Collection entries
----

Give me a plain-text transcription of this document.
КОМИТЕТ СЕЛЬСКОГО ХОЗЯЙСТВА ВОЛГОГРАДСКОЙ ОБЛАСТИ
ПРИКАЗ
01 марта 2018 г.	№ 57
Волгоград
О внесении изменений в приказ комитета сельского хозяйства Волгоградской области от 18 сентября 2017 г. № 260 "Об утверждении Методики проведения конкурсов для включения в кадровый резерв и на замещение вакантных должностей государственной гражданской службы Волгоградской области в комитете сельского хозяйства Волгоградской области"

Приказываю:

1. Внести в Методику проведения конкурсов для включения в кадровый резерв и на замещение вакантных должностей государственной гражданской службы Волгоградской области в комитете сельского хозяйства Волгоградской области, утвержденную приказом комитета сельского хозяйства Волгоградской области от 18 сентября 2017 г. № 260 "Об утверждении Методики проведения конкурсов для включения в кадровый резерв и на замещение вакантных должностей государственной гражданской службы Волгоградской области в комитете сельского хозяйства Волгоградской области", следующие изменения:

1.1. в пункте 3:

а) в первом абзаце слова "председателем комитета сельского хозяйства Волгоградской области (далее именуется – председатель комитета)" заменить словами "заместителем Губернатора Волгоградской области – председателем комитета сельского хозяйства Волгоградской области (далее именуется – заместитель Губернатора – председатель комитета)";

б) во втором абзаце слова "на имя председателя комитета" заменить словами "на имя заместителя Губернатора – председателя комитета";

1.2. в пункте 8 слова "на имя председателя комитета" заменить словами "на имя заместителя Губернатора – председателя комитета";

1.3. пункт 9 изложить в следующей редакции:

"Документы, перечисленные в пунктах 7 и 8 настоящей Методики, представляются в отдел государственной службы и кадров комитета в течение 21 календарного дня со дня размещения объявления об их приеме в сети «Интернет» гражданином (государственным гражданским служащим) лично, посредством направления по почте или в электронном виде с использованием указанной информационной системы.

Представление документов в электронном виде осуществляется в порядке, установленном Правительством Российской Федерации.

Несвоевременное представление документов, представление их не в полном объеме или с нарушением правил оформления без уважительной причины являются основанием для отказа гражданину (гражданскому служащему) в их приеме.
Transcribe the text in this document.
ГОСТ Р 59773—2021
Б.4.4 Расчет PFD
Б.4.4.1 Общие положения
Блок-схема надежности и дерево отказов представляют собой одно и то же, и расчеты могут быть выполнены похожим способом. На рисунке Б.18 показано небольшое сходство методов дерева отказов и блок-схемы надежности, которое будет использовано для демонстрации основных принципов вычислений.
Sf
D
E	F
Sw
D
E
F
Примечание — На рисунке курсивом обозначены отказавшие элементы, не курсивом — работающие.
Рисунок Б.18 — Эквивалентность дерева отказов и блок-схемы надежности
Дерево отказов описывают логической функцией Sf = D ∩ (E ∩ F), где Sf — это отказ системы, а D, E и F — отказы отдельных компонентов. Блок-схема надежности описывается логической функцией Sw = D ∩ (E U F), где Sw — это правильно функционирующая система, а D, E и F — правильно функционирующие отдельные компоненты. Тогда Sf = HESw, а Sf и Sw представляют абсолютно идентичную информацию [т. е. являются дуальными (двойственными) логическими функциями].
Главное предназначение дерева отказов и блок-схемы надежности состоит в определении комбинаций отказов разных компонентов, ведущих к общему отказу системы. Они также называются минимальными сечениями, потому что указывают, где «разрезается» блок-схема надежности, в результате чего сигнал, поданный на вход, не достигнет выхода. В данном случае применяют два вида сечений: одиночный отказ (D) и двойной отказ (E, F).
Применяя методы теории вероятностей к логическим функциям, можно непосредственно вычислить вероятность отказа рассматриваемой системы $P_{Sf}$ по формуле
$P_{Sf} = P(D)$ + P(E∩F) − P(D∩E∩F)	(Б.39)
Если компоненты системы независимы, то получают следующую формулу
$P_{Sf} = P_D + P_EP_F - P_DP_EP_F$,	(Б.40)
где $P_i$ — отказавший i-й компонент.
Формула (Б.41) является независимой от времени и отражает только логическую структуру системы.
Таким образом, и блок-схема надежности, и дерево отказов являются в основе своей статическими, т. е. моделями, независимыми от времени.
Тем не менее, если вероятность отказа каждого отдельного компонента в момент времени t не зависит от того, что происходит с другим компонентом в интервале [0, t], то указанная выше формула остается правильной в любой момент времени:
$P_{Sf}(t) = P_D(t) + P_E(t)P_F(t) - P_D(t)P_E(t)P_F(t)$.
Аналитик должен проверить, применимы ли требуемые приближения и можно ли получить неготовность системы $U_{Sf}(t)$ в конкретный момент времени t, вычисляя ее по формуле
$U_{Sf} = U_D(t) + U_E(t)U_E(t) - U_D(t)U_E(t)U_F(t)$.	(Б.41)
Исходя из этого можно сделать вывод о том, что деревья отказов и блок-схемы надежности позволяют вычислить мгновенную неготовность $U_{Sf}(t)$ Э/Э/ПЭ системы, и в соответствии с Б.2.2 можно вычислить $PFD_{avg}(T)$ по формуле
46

----

__WRITTEN TASK__: Pull out every line holding "включения" from the records above, and copy it.

__ANSWER IN FULL__:
О внесении изменений в приказ комитета сельского хозяйства Волгоградской области от 18 сентября 2017 г. № 260 "Об утверждении Методики проведения конкурсов для включения в кадровый резерв и на замещение вакантных должностей государственной гражданской службы Волгоградской области в комитете сельского хозяйства Волгоградской области"
1. Внести в Методику проведения конкурсов для включения в кадровый резерв и на замещение вакантных должностей государственной гражданской службы Волгоградской области в комитете сельского хозяйства Волгоградской области, утвержденную приказом комитета сельского хозяйства Волгоградской области от 18 сентября 2017 г. № 260 "Об утверждении Методики проведения конкурсов для включения в кадровый резерв и на замещение вакантных должностей государственной гражданской службы Волгоградской области в комитете сельского хозяйства Волгоградской области", следующие изменения:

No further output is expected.